GIVEN PROBLEM: Extract every line that includes the string "почты".

##### PROVIDED INFORMATION #####

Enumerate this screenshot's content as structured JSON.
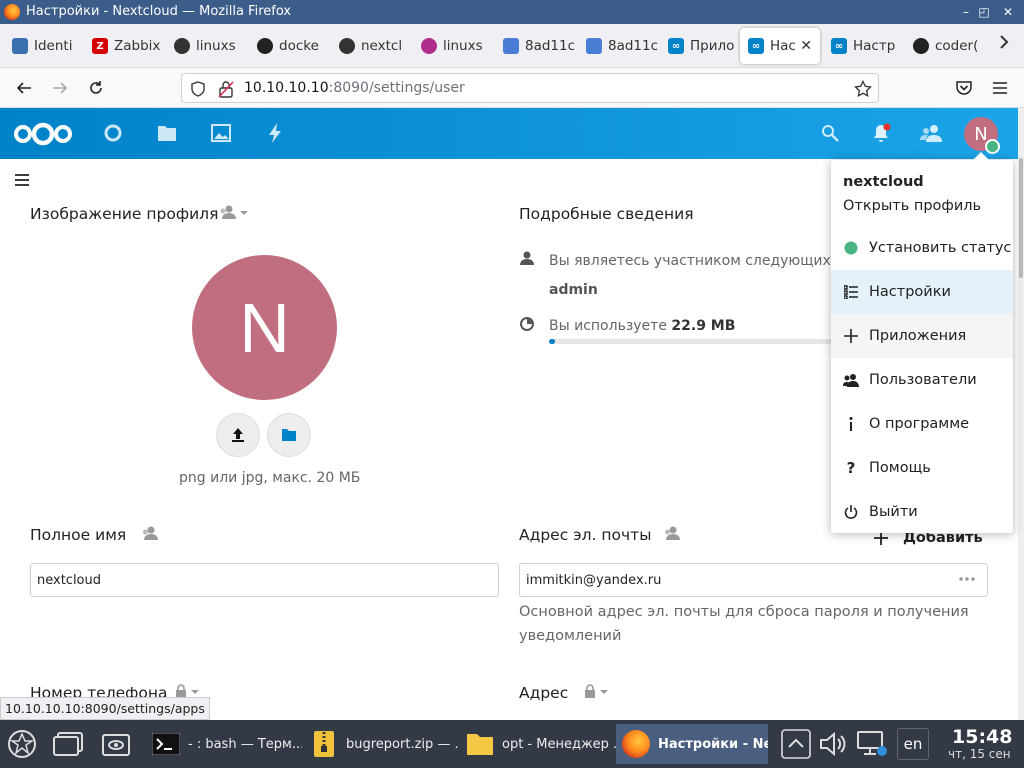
{
  "window": {
    "title": "Настройки - Nextcloud — Mozilla Firefox"
  },
  "tabs": [
    {
      "label": "Identi",
      "icon": "box-icon",
      "color": "#3a6fb0"
    },
    {
      "label": "Zabbix",
      "icon": "zabbix-icon",
      "color": "#d40000"
    },
    {
      "label": "linuxs",
      "icon": "linux-icon",
      "color": "#333"
    },
    {
      "label": "docke",
      "icon": "github-icon",
      "color": "#222"
    },
    {
      "label": "nextcl",
      "icon": "linux-icon",
      "color": "#333"
    },
    {
      "label": "linuxs",
      "icon": "globe-icon",
      "color": "#b02d8b"
    },
    {
      "label": "8ad11c",
      "icon": "link-icon",
      "color": "#4a7dd6"
    },
    {
      "label": "8ad11c",
      "icon": "link-icon",
      "color": "#4a7dd6"
    },
    {
      "label": "Прило",
      "icon": "nextcloud-icon",
      "color": "#0082c9"
    },
    {
      "label": "Нас",
      "icon": "nextcloud-icon",
      "color": "#0082c9",
      "active": true
    },
    {
      "label": "Настр",
      "icon": "nextcloud-icon",
      "color": "#0082c9"
    },
    {
      "label": "coder(",
      "icon": "github-icon",
      "color": "#222"
    }
  ],
  "url": {
    "host": "10.10.10.10",
    "path": ":8090/settings/user"
  },
  "profile": {
    "picture_heading": "Изображение профиля",
    "initial": "N",
    "format_hint": "png или jpg, макс. 20 МБ",
    "details_heading": "Подробные сведения",
    "member_text": "Вы являетесь участником следующих г",
    "group": "admin",
    "usage_prefix": "Вы используете ",
    "usage_value": "22.9 MB",
    "usage_fraction": 0.02
  },
  "fields": {
    "fullname_label": "Полное имя",
    "fullname_value": "nextcloud",
    "email_label": "Адрес эл. почты",
    "add_label": "Добавить",
    "email_value": "immitkin@yandex.ru",
    "email_hint_1": "Основной адрес эл. почты для сброса пароля и получения",
    "email_hint_2": "уведомлений",
    "phone_label": "Номер телефона",
    "address_label": "Адрес"
  },
  "menu": {
    "username": "nextcloud",
    "open_profile": "Открыть профиль",
    "items": [
      {
        "label": "Установить статус",
        "icon": "status-dot-icon"
      },
      {
        "label": "Настройки",
        "icon": "settings-list-icon",
        "state": "highlighted"
      },
      {
        "label": "Приложения",
        "icon": "plus-icon",
        "state": "hover"
      },
      {
        "label": "Пользователи",
        "icon": "users-icon"
      },
      {
        "label": "О программе",
        "icon": "info-icon"
      },
      {
        "label": "Помощь",
        "icon": "help-icon"
      },
      {
        "label": "Выйти",
        "icon": "power-icon"
      }
    ]
  },
  "status_link": "10.10.10.10:8090/settings/apps",
  "taskbar": {
    "windows": [
      {
        "label": "- : bash — Терм...",
        "icon": "terminal-icon"
      },
      {
        "label": "bugreport.zip — ...",
        "icon": "archive-icon"
      },
      {
        "label": "opt - Менеджер ...",
        "icon": "folder-icon"
      },
      {
        "label": "Настройки - Ne...",
        "icon": "firefox-icon",
        "active": true
      }
    ],
    "lang": "en",
    "time": "15:48",
    "date": "чт, 15 сен"
  },
  "colors": {
    "brand": "#0082c9",
    "avatar": "#c16e80",
    "status_online": "#49b382",
    "taskbar": "#333a45"
  }
}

#####

ANSWER IN FULL:
    "email_label": "Адрес эл. почты",
    "email_hint_1": "Основной адрес эл. почты для сброса пароля и получения",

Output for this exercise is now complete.